═════ Excerpted records ═════
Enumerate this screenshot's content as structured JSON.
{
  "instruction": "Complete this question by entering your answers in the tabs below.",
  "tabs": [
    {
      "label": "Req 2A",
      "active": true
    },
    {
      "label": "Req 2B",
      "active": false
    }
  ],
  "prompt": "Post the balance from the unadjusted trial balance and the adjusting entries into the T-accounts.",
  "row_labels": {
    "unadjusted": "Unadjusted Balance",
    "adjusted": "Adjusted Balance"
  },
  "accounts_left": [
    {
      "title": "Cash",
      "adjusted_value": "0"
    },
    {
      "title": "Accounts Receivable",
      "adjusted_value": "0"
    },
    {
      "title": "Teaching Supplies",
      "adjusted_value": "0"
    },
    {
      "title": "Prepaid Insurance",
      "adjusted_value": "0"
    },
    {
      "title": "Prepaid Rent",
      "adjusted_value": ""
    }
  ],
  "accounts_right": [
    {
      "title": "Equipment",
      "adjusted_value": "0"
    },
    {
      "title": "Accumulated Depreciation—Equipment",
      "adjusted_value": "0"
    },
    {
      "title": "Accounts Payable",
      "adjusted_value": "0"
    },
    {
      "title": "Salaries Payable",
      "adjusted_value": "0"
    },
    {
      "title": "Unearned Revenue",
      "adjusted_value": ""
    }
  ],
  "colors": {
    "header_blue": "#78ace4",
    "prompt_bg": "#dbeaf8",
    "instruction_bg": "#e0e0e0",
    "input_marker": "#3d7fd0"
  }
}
═════
The task.
Print all of the entries again, exactly as written.

Reply to the task.
Enumerate this screenshot's content as structured JSON.
{
  "instruction": "Complete this question by entering your answers in the tabs below.",
  "tabs": [
    {
      "label": "Req 2A",
      "active": true
    },
    {
      "label": "Req 2B",
      "active": false
    }
  ],
  "prompt": "Post the balance from the unadjusted trial balance and the adjusting entries into the T-accounts.",
  "row_labels": {
    "unadjusted": "Unadjusted Balance",
    "adjusted": "Adjusted Balance"
  },
  "accounts_left": [
    {
      "title": "Cash",
      "adjusted_value": "0"
    },
    {
      "title": "Accounts Receivable",
      "adjusted_value": "0"
    },
    {
      "title": "Teaching Supplies",
      "adjusted_value": "0"
    },
    {
      "title": "Prepaid Insurance",
      "adjusted_value": "0"
    },
    {
      "title": "Prepaid Rent",
      "adjusted_value": ""
    }
  ],
  "accounts_right": [
    {
      "title": "Equipment",
      "adjusted_value": "0"
    },
    {
      "title": "Accumulated Depreciation—Equipment",
      "adjusted_value": "0"
    },
    {
      "title": "Accounts Payable",
      "adjusted_value": "0"
    },
    {
      "title": "Salaries Payable",
      "adjusted_value": "0"
    },
    {
      "title": "Unearned Revenue",
      "adjusted_value": ""
    }
  ],
  "colors": {
    "header_blue": "#78ace4",
    "prompt_bg": "#dbeaf8",
    "instruction_bg": "#e0e0e0",
    "input_marker": "#3d7fd0"
  }
}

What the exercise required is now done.